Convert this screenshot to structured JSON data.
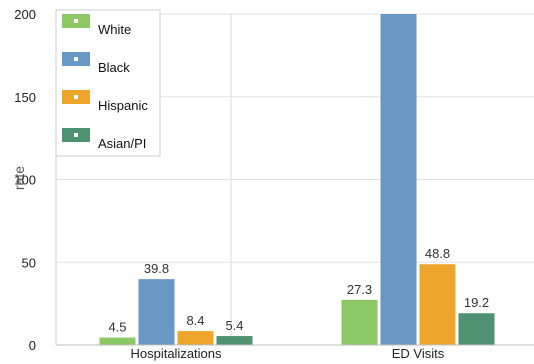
{
  "chart_data": {
    "type": "bar",
    "categories": [
      "Hospitalizations",
      "ED Visits"
    ],
    "series": [
      {
        "name": "White",
        "color": "#8cc863",
        "values": [
          4.5,
          27.3
        ],
        "labels": [
          "4.5",
          "27.3"
        ]
      },
      {
        "name": "Black",
        "color": "#6a98c4",
        "values": [
          39.8,
          200
        ],
        "labels": [
          "39.8",
          ""
        ]
      },
      {
        "name": "Hispanic",
        "color": "#eea52c",
        "values": [
          8.4,
          48.8
        ],
        "labels": [
          "8.4",
          "48.8"
        ]
      },
      {
        "name": "Asian/PI",
        "color": "#4e9271",
        "values": [
          5.4,
          19.2
        ],
        "labels": [
          "5.4",
          "19.2"
        ]
      }
    ],
    "ylabel": "rate",
    "ylim": [
      0,
      200
    ],
    "yticks": [
      0,
      50,
      100,
      150,
      200
    ],
    "ytick_labels": [
      "0",
      "50",
      "100",
      "150",
      "200"
    ],
    "grid": true,
    "legend_position": "top-left"
  }
}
━━━━━━
**Exercise instructions**. Make an exact copy of the records shown above, without the pictures.

**Answer to the task**.
Convert this screenshot to structured JSON data.
{
  "chart_data": {
    "type": "bar",
    "categories": [
      "Hospitalizations",
      "ED Visits"
    ],
    "series": [
      {
        "name": "White",
        "color": "#8cc863",
        "values": [
          4.5,
          27.3
        ],
        "labels": [
          "4.5",
          "27.3"
        ]
      },
      {
        "name": "Black",
        "color": "#6a98c4",
        "values": [
          39.8,
          200
        ],
        "labels": [
          "39.8",
          ""
        ]
      },
      {
        "name": "Hispanic",
        "color": "#eea52c",
        "values": [
          8.4,
          48.8
        ],
        "labels": [
          "8.4",
          "48.8"
        ]
      },
      {
        "name": "Asian/PI",
        "color": "#4e9271",
        "values": [
          5.4,
          19.2
        ],
        "labels": [
          "5.4",
          "19.2"
        ]
      }
    ],
    "ylabel": "rate",
    "ylim": [
      0,
      200
    ],
    "yticks": [
      0,
      50,
      100,
      150,
      200
    ],
    "ytick_labels": [
      "0",
      "50",
      "100",
      "150",
      "200"
    ],
    "grid": true,
    "legend_position": "top-left"
  }
}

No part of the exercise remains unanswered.